PROVIDED TEXT
GOLDEN State Warriors rookie 194cm shooting guard Brandin Podziemski was a star in high school, chose the U. of Illinois for college, and then languished deep on their bench, averaging 1.4 points per game in his only year there. 

He then transferred to Santa Clara U. in California for a year, where he immediately became their starting shooting guard and leading scorer, lighting it up for 30 and 35 points respectively in his first two games.  At the end of the year, he was a first round draft pick by the Warriors.

He has been earning his place on the team so far this year, backing up Steph Curry and Klay Thompson (The Splash Brothers) and averaging 9.5 points, 5.7 rebounds and 3.6 assists. 

Three days ago, he had a line of 6-5-5 in a win over the Sixers. During his 25 minutes on the floor, he did something not seen in the NBA in 44 years: in a four-game span he played more than 130 minutes and recorded at least 25 points without a turnover. 

In his last 136 minutes on the floor, he earned 27 assists and had zero turnovers, and this on a team that is prone to turnovers.

LISTING
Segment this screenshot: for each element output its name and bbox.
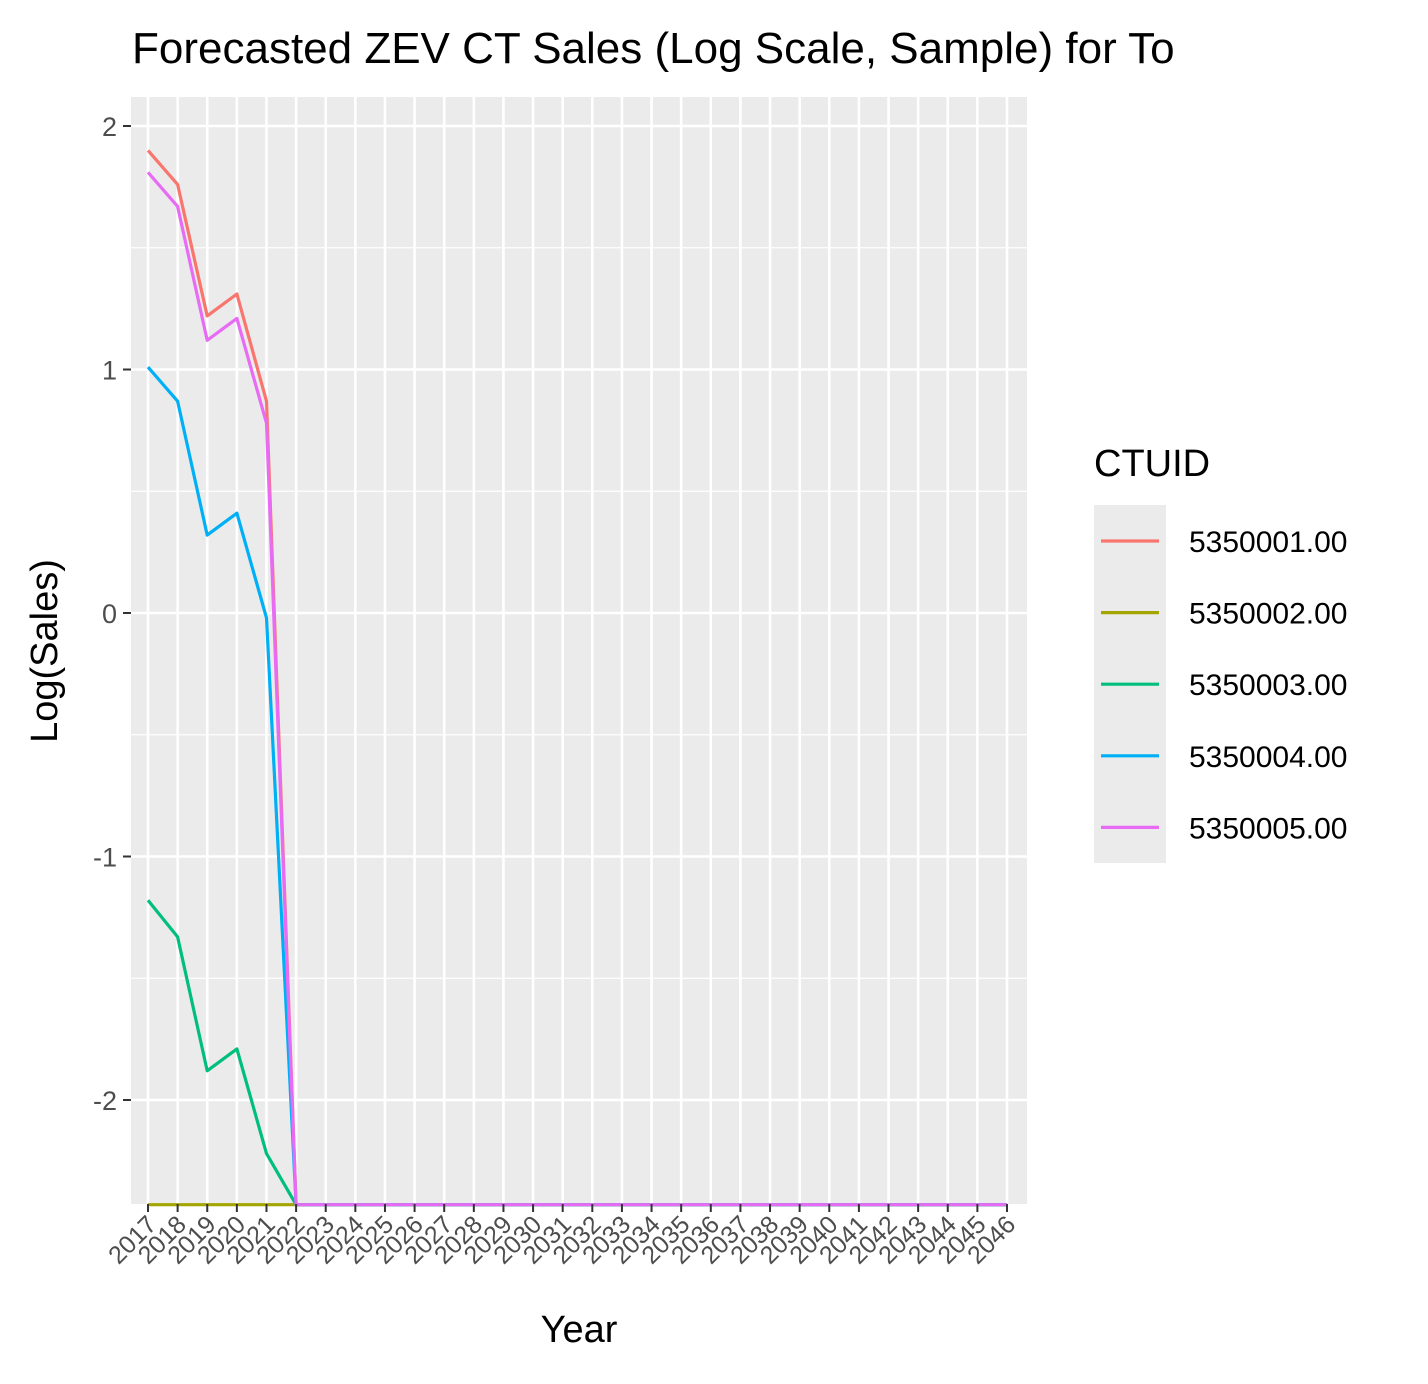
y-tick-label: -1	[93, 843, 117, 873]
x-axis: 2017201820192020202120222023202420252026…	[103, 1204, 1021, 1270]
legend-label: 5350001.00	[1189, 526, 1348, 559]
y-tick-label: 2	[102, 112, 117, 142]
legend-label: 5350002.00	[1189, 598, 1348, 631]
plot-panel	[131, 97, 1027, 1204]
y-axis-title: Log(Sales)	[24, 559, 66, 743]
x-axis-title: Year	[541, 1309, 618, 1351]
series-line	[146, 171, 1007, 1207]
y-tick-label: -2	[93, 1086, 117, 1116]
y-axis: 2 1 0 -1 -2	[93, 112, 131, 1116]
legend-label: 5350005.00	[1189, 812, 1348, 845]
y-tick-label: 1	[102, 356, 117, 386]
legend-label: 5350003.00	[1189, 669, 1348, 702]
legend-title: CTUID	[1094, 443, 1210, 485]
y-tick-label: 0	[102, 599, 117, 629]
chart-title: Forecasted ZEV CT Sales (Log Scale, Samp…	[132, 24, 1175, 73]
series-lines	[146, 149, 1007, 1207]
grid-major	[131, 97, 1027, 1204]
legend: CTUID 5350001.005350002.005350003.005350…	[1094, 443, 1348, 863]
legend-label: 5350004.00	[1189, 741, 1348, 774]
legend-items: 5350001.00 5350002.00 5350003.00 5350004.00…	[1101, 526, 1348, 845]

CHALLENGES
1. Please change the Podziemski passage from "GOLDEN State Warriors" up to and including "and 3.6 assists.", putting "Santa Clara University" in place of "Santa Clara U.".
2. Write what comes after the final sentence of the Podziemski passage.
The records play no part in this work.

RESPONSE LIST
1.
GOLDEN State Warriors rookie 194cm shooting guard Brandin Podziemski was a star in high school, chose the U. of Illinois for college, and then languished deep on their bench, averaging 1.4 points per game in his only year there. 

He then transferred to Santa Clara University in California for a year, where he immediately became their starting shooting guard and leading scorer, lighting it up for 30 and 35 points respectively in his first two games.  At the end of the year, he was a first round draft pick by the Warriors.

He has been earning his place on the team so far this year, backing up Steph Curry and Klay Thompson (The Splash Brothers) and averaging 9.5 points, 5.7 rebounds and 3.6 assists.

2.
He recently earned his just reward for this type of sterling play. He has taken over the starting guard spot held down for the previous 12 years by struggling Klay Thompson. 

Interestingly, in his first game coming off the bench since then, Thompson lit it up for 35 points.

UConn women's coach, Geno Auriemma, ended speculation that he would retire at the end of this season, his 39th at the school, with an announcement last night after their game at home. 

Also last night, his oft-injured star guard Paie Bueckers told the crowd that she, too, would be returning next year.

Lauryn Taylor, a 180cm post player for NCAA Division II Francis Marion, set an all-time women's rebounding record for any NCAA classification when she hauled down 44 caroms in a win Thursday night over North Greenville.